WHAT TO WORK ON -
Transcribe the records that follow in their entirety, omitting any pictures.

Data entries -
+++++

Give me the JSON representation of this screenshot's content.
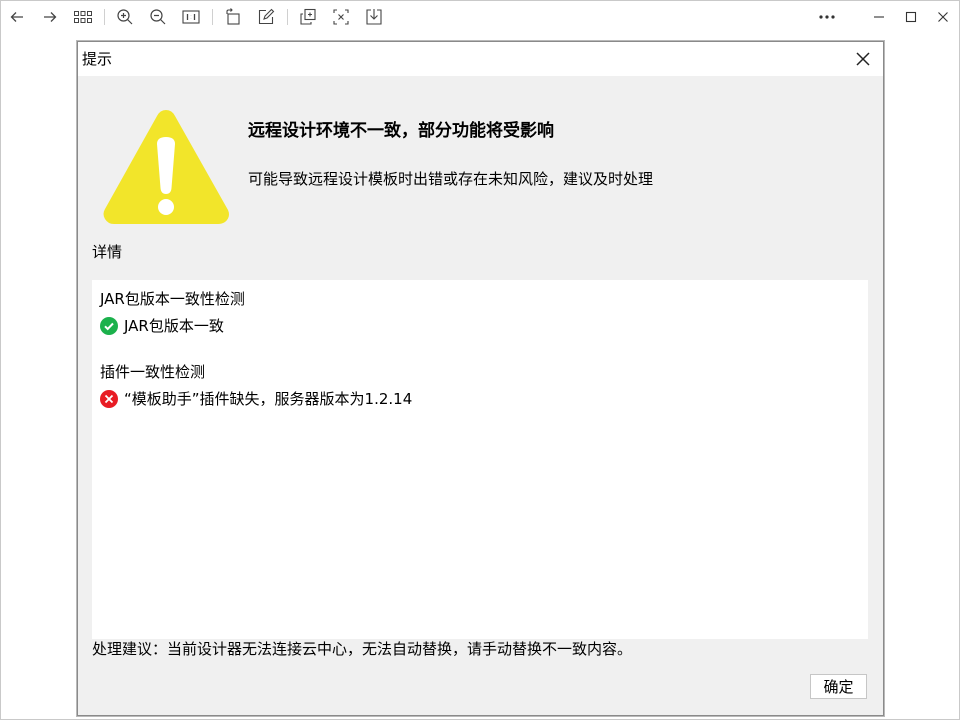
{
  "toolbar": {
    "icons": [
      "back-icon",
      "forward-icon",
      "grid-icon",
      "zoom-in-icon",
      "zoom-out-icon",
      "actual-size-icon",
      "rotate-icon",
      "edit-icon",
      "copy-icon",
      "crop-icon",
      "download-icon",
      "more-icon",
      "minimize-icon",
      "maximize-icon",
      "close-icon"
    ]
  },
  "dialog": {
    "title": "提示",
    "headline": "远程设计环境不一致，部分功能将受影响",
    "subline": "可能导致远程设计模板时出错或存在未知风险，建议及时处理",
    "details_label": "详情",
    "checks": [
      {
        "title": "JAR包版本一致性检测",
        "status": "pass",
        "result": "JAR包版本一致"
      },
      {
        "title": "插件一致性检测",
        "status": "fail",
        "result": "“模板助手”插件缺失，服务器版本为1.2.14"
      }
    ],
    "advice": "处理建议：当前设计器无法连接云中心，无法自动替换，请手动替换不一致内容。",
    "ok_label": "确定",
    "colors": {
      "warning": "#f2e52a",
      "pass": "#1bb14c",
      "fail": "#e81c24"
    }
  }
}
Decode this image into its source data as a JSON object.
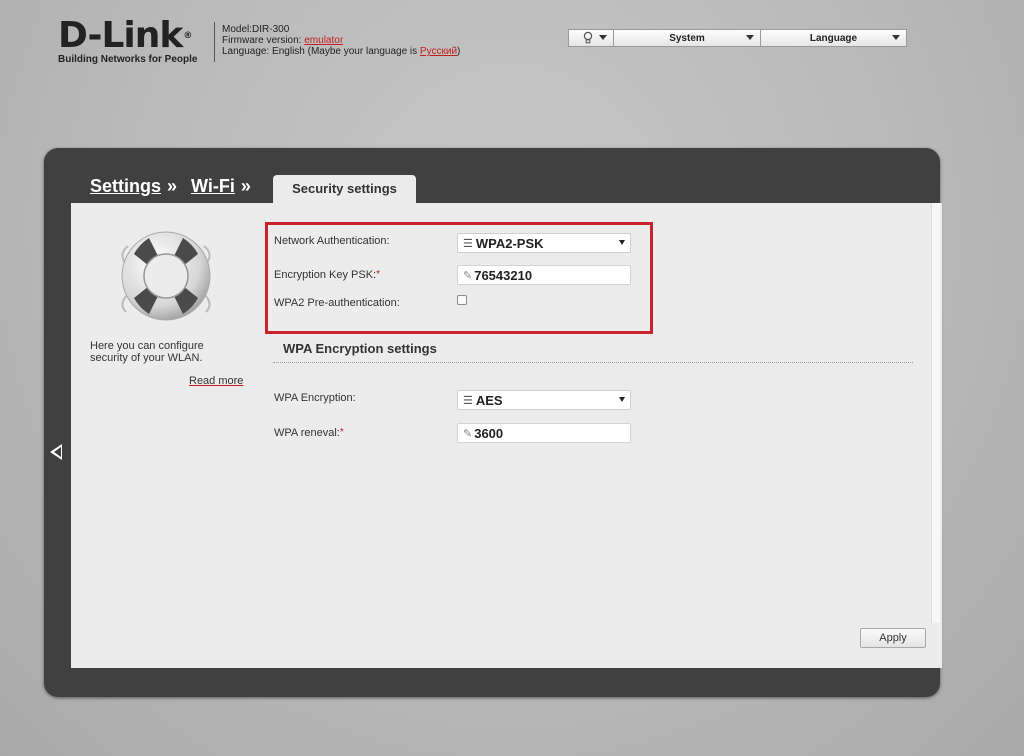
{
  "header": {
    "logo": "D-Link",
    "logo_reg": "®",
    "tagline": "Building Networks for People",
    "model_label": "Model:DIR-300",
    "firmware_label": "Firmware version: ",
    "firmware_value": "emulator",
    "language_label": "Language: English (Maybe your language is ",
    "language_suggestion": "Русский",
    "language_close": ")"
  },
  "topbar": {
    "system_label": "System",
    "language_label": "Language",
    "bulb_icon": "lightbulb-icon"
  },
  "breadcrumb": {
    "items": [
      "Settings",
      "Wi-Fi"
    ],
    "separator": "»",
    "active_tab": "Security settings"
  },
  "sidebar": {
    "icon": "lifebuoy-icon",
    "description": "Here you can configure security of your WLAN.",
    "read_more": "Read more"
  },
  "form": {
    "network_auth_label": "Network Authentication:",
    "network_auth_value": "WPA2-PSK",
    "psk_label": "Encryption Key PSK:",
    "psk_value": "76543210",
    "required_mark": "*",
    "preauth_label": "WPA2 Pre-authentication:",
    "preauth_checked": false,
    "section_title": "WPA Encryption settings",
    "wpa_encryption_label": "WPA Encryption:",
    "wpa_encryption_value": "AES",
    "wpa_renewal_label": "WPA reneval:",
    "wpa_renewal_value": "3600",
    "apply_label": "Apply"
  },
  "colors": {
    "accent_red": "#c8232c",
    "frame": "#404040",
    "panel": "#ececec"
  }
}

+++++

EXERCISE SOLUTION -
Give me the JSON representation of this screenshot's content.
{
  "toolbar": {
    "icons": [
      "back-icon",
      "forward-icon",
      "grid-icon",
      "zoom-in-icon",
      "zoom-out-icon",
      "actual-size-icon",
      "rotate-icon",
      "edit-icon",
      "copy-icon",
      "crop-icon",
      "download-icon",
      "more-icon",
      "minimize-icon",
      "maximize-icon",
      "close-icon"
    ]
  },
  "dialog": {
    "title": "提示",
    "headline": "远程设计环境不一致，部分功能将受影响",
    "subline": "可能导致远程设计模板时出错或存在未知风险，建议及时处理",
    "details_label": "详情",
    "checks": [
      {
        "title": "JAR包版本一致性检测",
        "status": "pass",
        "result": "JAR包版本一致"
      },
      {
        "title": "插件一致性检测",
        "status": "fail",
        "result": "“模板助手”插件缺失，服务器版本为1.2.14"
      }
    ],
    "advice": "处理建议：当前设计器无法连接云中心，无法自动替换，请手动替换不一致内容。",
    "ok_label": "确定",
    "colors": {
      "warning": "#f2e52a",
      "pass": "#1bb14c",
      "fail": "#e81c24"
    }
  }
}
Decode this image into its source data as a JSON object.
{
  "header": {
    "logo": "D-Link",
    "logo_reg": "®",
    "tagline": "Building Networks for People",
    "model_label": "Model:DIR-300",
    "firmware_label": "Firmware version: ",
    "firmware_value": "emulator",
    "language_label": "Language: English (Maybe your language is ",
    "language_suggestion": "Русский",
    "language_close": ")"
  },
  "topbar": {
    "system_label": "System",
    "language_label": "Language",
    "bulb_icon": "lightbulb-icon"
  },
  "breadcrumb": {
    "items": [
      "Settings",
      "Wi-Fi"
    ],
    "separator": "»",
    "active_tab": "Security settings"
  },
  "sidebar": {
    "icon": "lifebuoy-icon",
    "description": "Here you can configure security of your WLAN.",
    "read_more": "Read more"
  },
  "form": {
    "network_auth_label": "Network Authentication:",
    "network_auth_value": "WPA2-PSK",
    "psk_label": "Encryption Key PSK:",
    "psk_value": "76543210",
    "required_mark": "*",
    "preauth_label": "WPA2 Pre-authentication:",
    "preauth_checked": false,
    "section_title": "WPA Encryption settings",
    "wpa_encryption_label": "WPA Encryption:",
    "wpa_encryption_value": "AES",
    "wpa_renewal_label": "WPA reneval:",
    "wpa_renewal_value": "3600",
    "apply_label": "Apply"
  },
  "colors": {
    "accent_red": "#c8232c",
    "frame": "#404040",
    "panel": "#ececec"
  }
}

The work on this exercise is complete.